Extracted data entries
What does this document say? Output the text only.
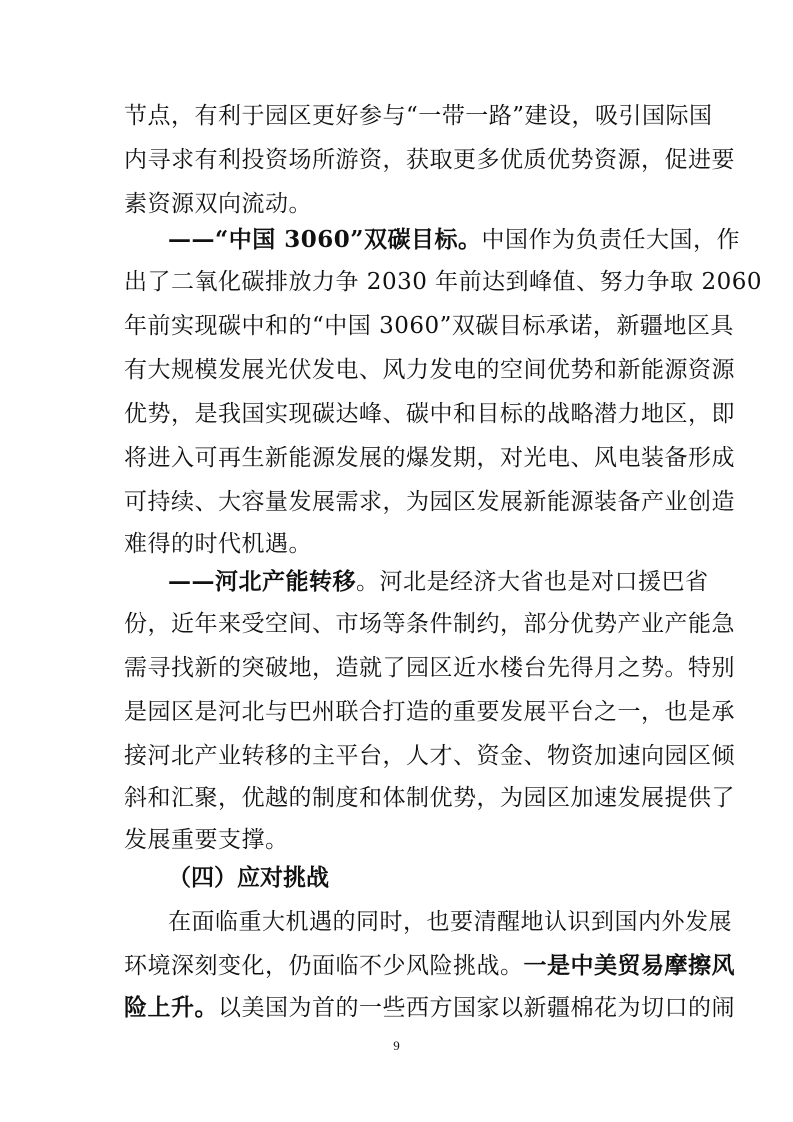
节点，有利于园区更好参与“一带一路”建设，吸引国际国
内寻求有利投资场所游资，获取更多优质优势资源，促进要
素资源双向流动。
——“中国 3060”双碳目标。中国作为负责任大国，作
出了二氧化碳排放力争 2030 年前达到峰值、努力争取 2060
年前实现碳中和的“中国 3060”双碳目标承诺，新疆地区具
有大规模发展光伏发电、风力发电的空间优势和新能源资源
优势，是我国实现碳达峰、碳中和目标的战略潜力地区，即
将进入可再生新能源发展的爆发期，对光电、风电装备形成
可持续、大容量发展需求，为园区发展新能源装备产业创造
难得的时代机遇。
——河北产能转移。河北是经济大省也是对口援巴省
份，近年来受空间、市场等条件制约，部分优势产业产能急
需寻找新的突破地，造就了园区近水楼台先得月之势。特别
是园区是河北与巴州联合打造的重要发展平台之一，也是承
接河北产业转移的主平台，人才、资金、物资加速向园区倾
斜和汇聚，优越的制度和体制优势，为园区加速发展提供了
发展重要支撑。
（四）应对挑战
在面临重大机遇的同时，也要清醒地认识到国内外发展
环境深刻变化，仍面临不少风险挑战。一是中美贸易摩擦风
险上升。以美国为首的一些西方国家以新疆棉花为切口的闹
9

*AIM*
Pictures in the records above should not be copied. Repeat everything else exactly.

*FINISHED TASK*
What does this document say? Output the text only.
节点，有利于园区更好参与“一带一路”建设，吸引国际国
内寻求有利投资场所游资，获取更多优质优势资源，促进要
素资源双向流动。
——“中国 3060”双碳目标。中国作为负责任大国，作
出了二氧化碳排放力争 2030 年前达到峰值、努力争取 2060
年前实现碳中和的“中国 3060”双碳目标承诺，新疆地区具
有大规模发展光伏发电、风力发电的空间优势和新能源资源
优势，是我国实现碳达峰、碳中和目标的战略潜力地区，即
将进入可再生新能源发展的爆发期，对光电、风电装备形成
可持续、大容量发展需求，为园区发展新能源装备产业创造
难得的时代机遇。
——河北产能转移。河北是经济大省也是对口援巴省
份，近年来受空间、市场等条件制约，部分优势产业产能急
需寻找新的突破地，造就了园区近水楼台先得月之势。特别
是园区是河北与巴州联合打造的重要发展平台之一，也是承
接河北产业转移的主平台，人才、资金、物资加速向园区倾
斜和汇聚，优越的制度和体制优势，为园区加速发展提供了
发展重要支撑。
（四）应对挑战
在面临重大机遇的同时，也要清醒地认识到国内外发展
环境深刻变化，仍面临不少风险挑战。一是中美贸易摩擦风
险上升。以美国为首的一些西方国家以新疆棉花为切口的闹
9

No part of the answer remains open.